** START Provided information **

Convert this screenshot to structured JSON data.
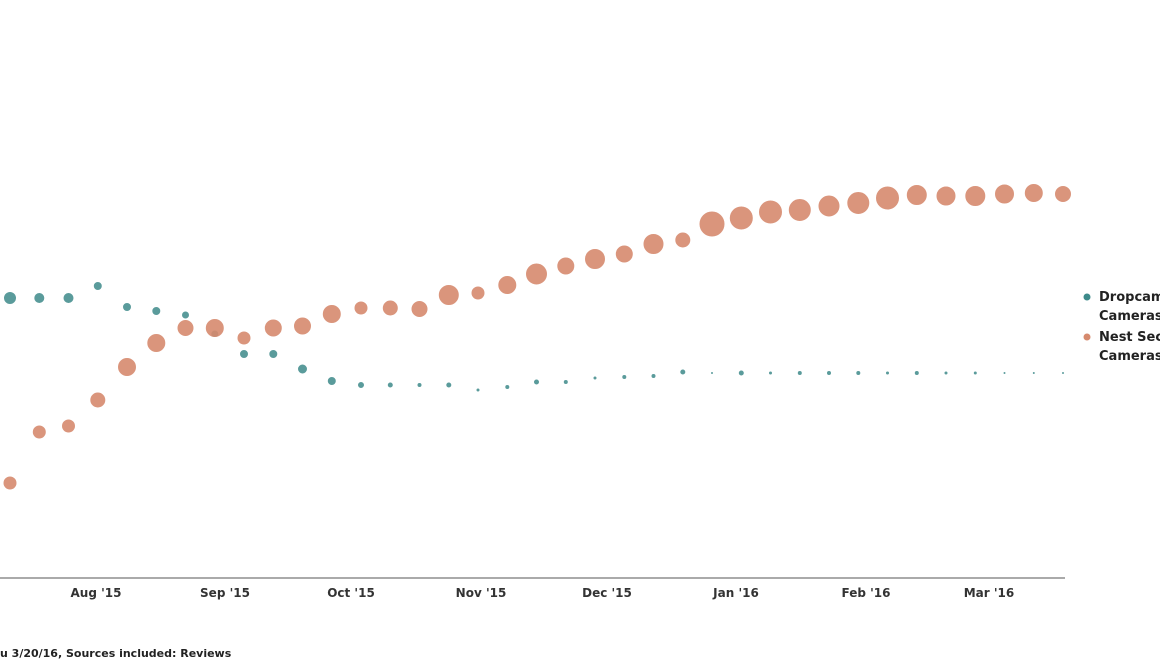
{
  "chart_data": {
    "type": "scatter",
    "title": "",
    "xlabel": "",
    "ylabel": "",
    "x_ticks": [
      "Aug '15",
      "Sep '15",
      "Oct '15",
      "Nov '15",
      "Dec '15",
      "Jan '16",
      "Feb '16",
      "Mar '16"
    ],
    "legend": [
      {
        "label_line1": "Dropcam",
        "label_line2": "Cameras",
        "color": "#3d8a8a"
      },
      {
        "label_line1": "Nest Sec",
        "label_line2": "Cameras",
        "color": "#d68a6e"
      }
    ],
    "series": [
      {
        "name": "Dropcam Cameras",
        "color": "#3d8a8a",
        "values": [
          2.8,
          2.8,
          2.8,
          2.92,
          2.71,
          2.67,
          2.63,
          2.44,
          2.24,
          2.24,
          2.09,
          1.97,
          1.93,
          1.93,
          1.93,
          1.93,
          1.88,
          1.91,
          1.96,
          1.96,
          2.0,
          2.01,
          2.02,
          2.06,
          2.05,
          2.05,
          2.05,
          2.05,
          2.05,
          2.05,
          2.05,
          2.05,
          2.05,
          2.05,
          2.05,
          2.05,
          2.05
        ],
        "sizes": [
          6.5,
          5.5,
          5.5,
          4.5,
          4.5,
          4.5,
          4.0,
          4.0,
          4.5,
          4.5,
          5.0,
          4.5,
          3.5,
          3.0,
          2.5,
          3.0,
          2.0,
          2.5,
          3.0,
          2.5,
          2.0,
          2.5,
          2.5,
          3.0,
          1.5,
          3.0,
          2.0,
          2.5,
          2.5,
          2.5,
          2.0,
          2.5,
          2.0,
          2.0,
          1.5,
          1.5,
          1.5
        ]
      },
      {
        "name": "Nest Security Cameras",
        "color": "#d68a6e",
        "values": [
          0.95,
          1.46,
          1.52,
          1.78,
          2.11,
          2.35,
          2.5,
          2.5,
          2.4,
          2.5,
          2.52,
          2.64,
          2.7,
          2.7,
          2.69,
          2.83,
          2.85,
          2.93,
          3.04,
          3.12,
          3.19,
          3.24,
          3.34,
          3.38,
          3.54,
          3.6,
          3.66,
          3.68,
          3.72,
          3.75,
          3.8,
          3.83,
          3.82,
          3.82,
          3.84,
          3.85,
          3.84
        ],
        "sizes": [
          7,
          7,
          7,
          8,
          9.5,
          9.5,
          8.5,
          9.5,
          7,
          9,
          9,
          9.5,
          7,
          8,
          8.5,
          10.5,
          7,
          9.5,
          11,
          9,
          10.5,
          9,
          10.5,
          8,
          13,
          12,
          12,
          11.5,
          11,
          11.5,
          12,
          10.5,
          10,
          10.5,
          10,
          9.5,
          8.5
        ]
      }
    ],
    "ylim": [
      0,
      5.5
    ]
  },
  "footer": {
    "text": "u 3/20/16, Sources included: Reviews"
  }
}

** END Provided information **
** START Provided information **

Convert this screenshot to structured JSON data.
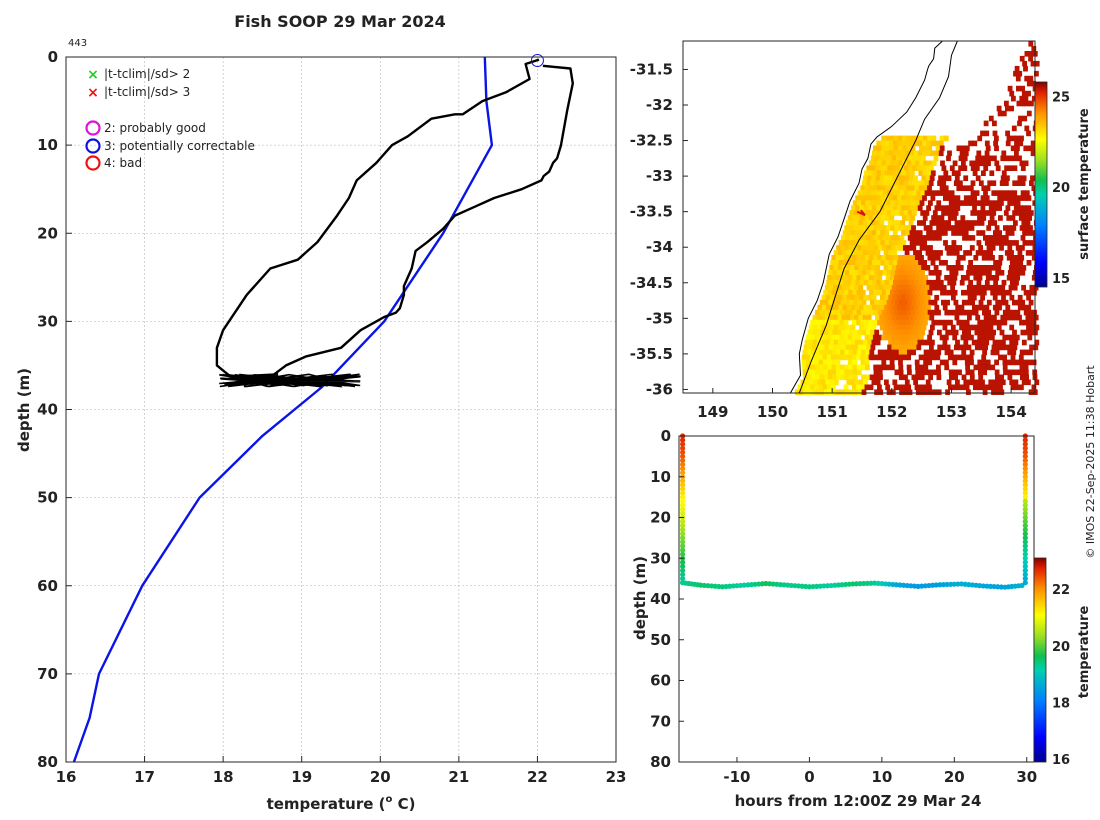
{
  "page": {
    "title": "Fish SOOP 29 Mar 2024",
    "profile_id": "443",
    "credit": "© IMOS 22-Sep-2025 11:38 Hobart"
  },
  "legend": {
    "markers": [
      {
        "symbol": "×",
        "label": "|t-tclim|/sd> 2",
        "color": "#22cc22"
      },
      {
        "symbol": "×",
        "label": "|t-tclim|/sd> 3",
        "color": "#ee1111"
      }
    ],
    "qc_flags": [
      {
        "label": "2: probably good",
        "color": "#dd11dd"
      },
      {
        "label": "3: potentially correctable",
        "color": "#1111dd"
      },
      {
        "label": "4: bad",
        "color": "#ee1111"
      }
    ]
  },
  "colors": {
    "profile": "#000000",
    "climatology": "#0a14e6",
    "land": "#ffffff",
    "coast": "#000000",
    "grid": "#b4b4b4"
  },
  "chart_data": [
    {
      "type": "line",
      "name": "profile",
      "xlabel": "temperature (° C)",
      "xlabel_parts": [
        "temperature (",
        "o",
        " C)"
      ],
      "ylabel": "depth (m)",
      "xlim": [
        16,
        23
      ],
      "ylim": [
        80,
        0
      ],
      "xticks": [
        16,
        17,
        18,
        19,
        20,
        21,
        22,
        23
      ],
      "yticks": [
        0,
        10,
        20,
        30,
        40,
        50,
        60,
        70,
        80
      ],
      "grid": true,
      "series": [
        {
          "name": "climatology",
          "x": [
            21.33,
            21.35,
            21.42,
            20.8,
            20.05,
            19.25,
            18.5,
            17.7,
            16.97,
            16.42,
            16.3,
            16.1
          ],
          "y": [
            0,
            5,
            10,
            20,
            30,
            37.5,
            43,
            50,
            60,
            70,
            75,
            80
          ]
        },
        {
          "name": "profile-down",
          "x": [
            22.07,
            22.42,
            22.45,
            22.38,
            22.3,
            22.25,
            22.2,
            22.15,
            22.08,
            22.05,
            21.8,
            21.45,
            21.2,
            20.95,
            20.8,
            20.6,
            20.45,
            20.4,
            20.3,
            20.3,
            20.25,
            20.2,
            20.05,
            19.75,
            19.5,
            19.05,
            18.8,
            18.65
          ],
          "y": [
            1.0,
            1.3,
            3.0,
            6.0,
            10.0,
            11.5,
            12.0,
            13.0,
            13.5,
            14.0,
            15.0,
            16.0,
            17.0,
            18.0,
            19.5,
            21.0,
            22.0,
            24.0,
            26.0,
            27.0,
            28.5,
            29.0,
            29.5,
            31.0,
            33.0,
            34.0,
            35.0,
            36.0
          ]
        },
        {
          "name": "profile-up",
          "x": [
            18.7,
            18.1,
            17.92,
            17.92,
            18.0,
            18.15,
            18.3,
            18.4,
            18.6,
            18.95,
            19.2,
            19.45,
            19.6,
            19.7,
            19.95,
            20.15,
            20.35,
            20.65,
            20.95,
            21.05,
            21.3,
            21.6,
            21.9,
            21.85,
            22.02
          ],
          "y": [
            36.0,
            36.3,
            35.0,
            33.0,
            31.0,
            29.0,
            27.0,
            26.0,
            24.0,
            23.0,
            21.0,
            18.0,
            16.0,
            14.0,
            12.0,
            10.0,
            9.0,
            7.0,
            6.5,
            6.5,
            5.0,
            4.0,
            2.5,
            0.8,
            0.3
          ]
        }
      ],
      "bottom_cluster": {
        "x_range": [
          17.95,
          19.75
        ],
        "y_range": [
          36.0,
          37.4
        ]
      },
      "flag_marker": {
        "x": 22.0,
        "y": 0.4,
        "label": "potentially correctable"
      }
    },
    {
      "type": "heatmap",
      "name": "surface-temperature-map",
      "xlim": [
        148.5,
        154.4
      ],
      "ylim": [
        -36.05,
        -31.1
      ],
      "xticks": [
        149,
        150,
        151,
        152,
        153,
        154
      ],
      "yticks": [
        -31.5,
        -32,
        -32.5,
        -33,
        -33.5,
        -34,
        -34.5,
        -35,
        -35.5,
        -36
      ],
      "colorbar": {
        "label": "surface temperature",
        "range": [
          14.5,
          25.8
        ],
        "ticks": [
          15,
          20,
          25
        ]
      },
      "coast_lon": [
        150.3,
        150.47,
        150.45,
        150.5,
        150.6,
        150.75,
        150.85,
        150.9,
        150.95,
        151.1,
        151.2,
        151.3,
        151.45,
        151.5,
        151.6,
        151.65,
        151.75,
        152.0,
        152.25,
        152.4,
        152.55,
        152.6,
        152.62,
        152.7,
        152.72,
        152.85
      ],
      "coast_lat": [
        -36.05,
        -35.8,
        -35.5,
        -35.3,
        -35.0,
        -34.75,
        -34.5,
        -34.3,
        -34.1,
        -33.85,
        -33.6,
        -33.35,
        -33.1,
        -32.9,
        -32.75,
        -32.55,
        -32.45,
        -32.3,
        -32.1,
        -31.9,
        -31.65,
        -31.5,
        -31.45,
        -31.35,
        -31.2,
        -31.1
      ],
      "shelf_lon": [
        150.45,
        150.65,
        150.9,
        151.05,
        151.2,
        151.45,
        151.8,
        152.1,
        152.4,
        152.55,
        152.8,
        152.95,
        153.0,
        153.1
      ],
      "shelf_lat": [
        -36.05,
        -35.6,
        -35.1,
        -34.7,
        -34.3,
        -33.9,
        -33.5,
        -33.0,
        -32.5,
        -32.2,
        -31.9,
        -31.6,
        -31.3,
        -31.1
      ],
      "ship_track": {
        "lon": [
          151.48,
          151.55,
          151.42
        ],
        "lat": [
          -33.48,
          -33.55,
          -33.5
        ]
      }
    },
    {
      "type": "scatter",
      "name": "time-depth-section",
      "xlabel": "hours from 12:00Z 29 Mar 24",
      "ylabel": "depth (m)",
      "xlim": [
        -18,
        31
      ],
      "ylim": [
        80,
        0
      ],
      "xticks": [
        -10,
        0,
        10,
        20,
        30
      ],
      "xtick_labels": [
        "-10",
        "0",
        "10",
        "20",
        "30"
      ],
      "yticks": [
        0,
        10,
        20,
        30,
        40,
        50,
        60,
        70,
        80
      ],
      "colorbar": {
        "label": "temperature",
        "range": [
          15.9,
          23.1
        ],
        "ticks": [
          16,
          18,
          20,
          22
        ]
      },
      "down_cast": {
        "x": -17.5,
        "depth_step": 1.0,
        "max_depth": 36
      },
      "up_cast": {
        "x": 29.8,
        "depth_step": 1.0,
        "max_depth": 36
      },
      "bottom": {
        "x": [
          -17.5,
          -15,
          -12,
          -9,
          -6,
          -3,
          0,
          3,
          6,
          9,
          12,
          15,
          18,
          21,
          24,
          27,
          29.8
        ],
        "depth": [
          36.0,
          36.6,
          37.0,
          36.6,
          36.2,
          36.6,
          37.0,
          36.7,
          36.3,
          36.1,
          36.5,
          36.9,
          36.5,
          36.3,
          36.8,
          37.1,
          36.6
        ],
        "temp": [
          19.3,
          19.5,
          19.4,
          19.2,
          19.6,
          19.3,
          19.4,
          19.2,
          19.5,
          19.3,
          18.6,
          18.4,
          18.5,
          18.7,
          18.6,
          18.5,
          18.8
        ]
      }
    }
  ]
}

** END Provided information **

- _Goal of the exercise_
Copy all lines of the material above where the string "Dropcam" occurs.

- _Answer to this problem_
        "label_line1": "Dropcam",
        "name": "Dropcam Cameras",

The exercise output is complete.